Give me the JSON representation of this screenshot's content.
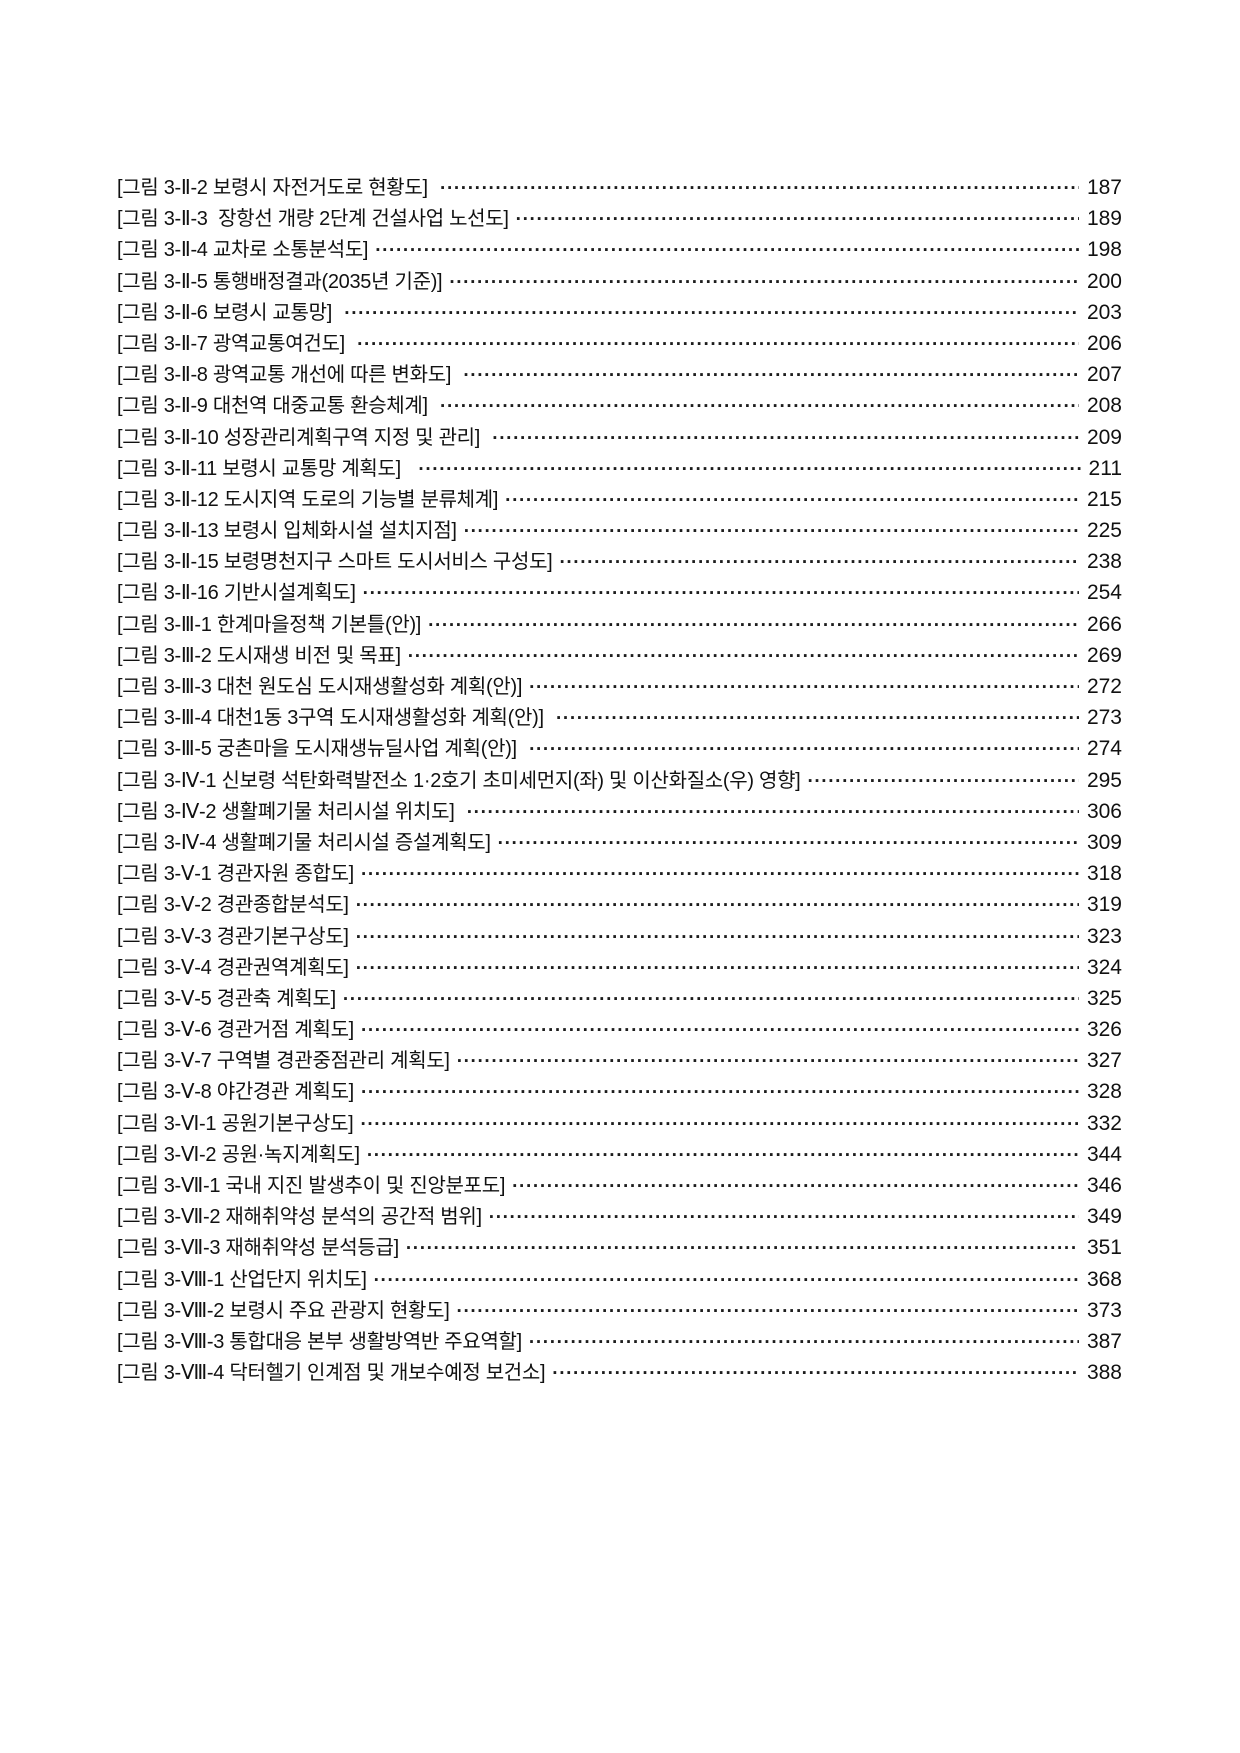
{
  "page": {
    "background": "#ffffff",
    "text_color": "#111111"
  },
  "toc": {
    "entries": [
      {
        "label": "[그림 3-Ⅱ-2 보령시 자전거도로 현황도] ",
        "page": "187"
      },
      {
        "label": "[그림 3-Ⅱ-3  장항선 개량 2단계 건설사업 노선도]",
        "page": "189"
      },
      {
        "label": "[그림 3-Ⅱ-4 교차로 소통분석도]",
        "page": "198"
      },
      {
        "label": "[그림 3-Ⅱ-5 통행배정결과(2035년 기준)]",
        "page": "200"
      },
      {
        "label": "[그림 3-Ⅱ-6 보령시 교통망] ",
        "page": "203"
      },
      {
        "label": "[그림 3-Ⅱ-7 광역교통여건도] ",
        "page": "206"
      },
      {
        "label": "[그림 3-Ⅱ-8 광역교통 개선에 따른 변화도] ",
        "page": "207"
      },
      {
        "label": "[그림 3-Ⅱ-9 대천역 대중교통 환승체계] ",
        "page": "208"
      },
      {
        "label": "[그림 3-Ⅱ-10 성장관리계획구역 지정 및 관리] ",
        "page": "209"
      },
      {
        "label": "[그림 3-Ⅱ-11 보령시 교통망 계획도]  ",
        "page": "211"
      },
      {
        "label": "[그림 3-Ⅱ-12 도시지역 도로의 기능별 분류체계]",
        "page": "215"
      },
      {
        "label": "[그림 3-Ⅱ-13 보령시 입체화시설 설치지점]",
        "page": "225"
      },
      {
        "label": "[그림 3-Ⅱ-15 보령명천지구 스마트 도시서비스 구성도]",
        "page": "238"
      },
      {
        "label": "[그림 3-Ⅱ-16 기반시설계획도]",
        "page": "254"
      },
      {
        "label": "[그림 3-Ⅲ-1 한계마을정책 기본틀(안)]",
        "page": "266"
      },
      {
        "label": "[그림 3-Ⅲ-2 도시재생 비전 및 목표]",
        "page": "269"
      },
      {
        "label": "[그림 3-Ⅲ-3 대천 원도심 도시재생활성화 계획(안)]",
        "page": "272"
      },
      {
        "label": "[그림 3-Ⅲ-4 대천1동 3구역 도시재생활성화 계획(안)] ",
        "page": "273"
      },
      {
        "label": "[그림 3-Ⅲ-5 궁촌마을 도시재생뉴딜사업 계획(안)] ",
        "page": "274"
      },
      {
        "label": "[그림 3-Ⅳ-1 신보령 석탄화력발전소 1·2호기 초미세먼지(좌) 및 이산화질소(우) 영향]",
        "page": "295"
      },
      {
        "label": "[그림 3-Ⅳ-2 생활폐기물 처리시설 위치도] ",
        "page": "306"
      },
      {
        "label": "[그림 3-Ⅳ-4 생활폐기물 처리시설 증설계획도]",
        "page": "309"
      },
      {
        "label": "[그림 3-Ⅴ-1 경관자원 종합도]",
        "page": "318"
      },
      {
        "label": "[그림 3-Ⅴ-2 경관종합분석도]",
        "page": "319"
      },
      {
        "label": "[그림 3-Ⅴ-3 경관기본구상도]",
        "page": "323"
      },
      {
        "label": "[그림 3-Ⅴ-4 경관권역계획도]",
        "page": "324"
      },
      {
        "label": "[그림 3-Ⅴ-5 경관축 계획도]",
        "page": "325"
      },
      {
        "label": "[그림 3-Ⅴ-6 경관거점 계획도]",
        "page": "326"
      },
      {
        "label": "[그림 3-Ⅴ-7 구역별 경관중점관리 계획도]",
        "page": "327"
      },
      {
        "label": "[그림 3-Ⅴ-8 야간경관 계획도]",
        "page": "328"
      },
      {
        "label": "[그림 3-Ⅵ-1 공원기본구상도]",
        "page": "332"
      },
      {
        "label": "[그림 3-Ⅵ-2 공원·녹지계획도]",
        "page": "344"
      },
      {
        "label": "[그림 3-Ⅶ-1 국내 지진 발생추이 및 진앙분포도]",
        "page": "346"
      },
      {
        "label": "[그림 3-Ⅶ-2 재해취약성 분석의 공간적 범위]",
        "page": "349"
      },
      {
        "label": "[그림 3-Ⅶ-3 재해취약성 분석등급]",
        "page": "351"
      },
      {
        "label": "[그림 3-Ⅷ-1 산업단지 위치도]",
        "page": "368"
      },
      {
        "label": "[그림 3-Ⅷ-2 보령시 주요 관광지 현황도]",
        "page": "373"
      },
      {
        "label": "[그림 3-Ⅷ-3 통합대응 본부 생활방역반 주요역할]",
        "page": "387"
      },
      {
        "label": "[그림 3-Ⅷ-4 닥터헬기 인계점 및 개보수예정 보건소]",
        "page": "388"
      }
    ]
  }
}
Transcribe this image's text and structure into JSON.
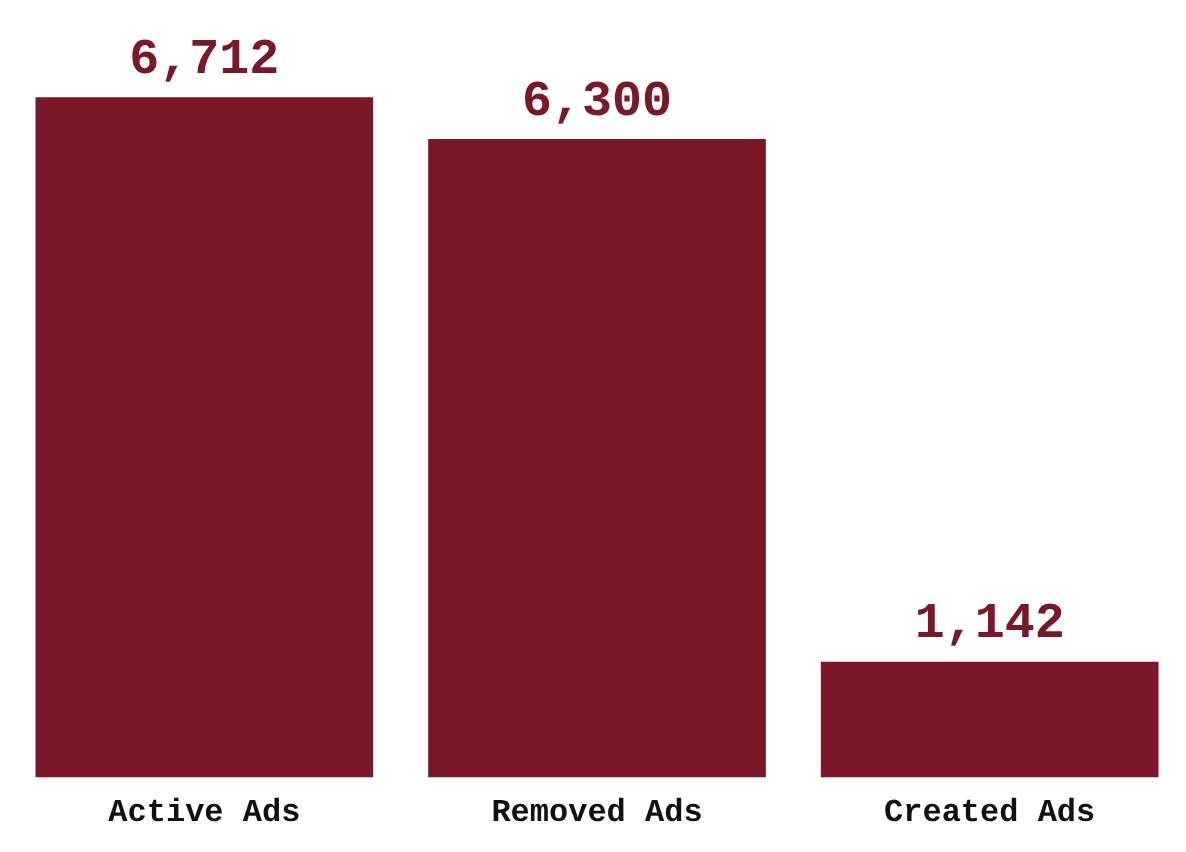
{
  "chart_data": {
    "type": "bar",
    "categories": [
      "Active Ads",
      "Removed Ads",
      "Created Ads"
    ],
    "values": [
      6712,
      6300,
      1142
    ],
    "value_labels": [
      "6,712",
      "6,300",
      "1,142"
    ],
    "color": "#7a1729",
    "grid": false,
    "legend": false
  }
}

# [EXERCISE AIM]
Show the lines that mention the word "JSON".

# [ANSWER TO THE EXERCISE]
Give me the JSON representation of this screenshot's content.
Transcribe this image's text and structure into JSON.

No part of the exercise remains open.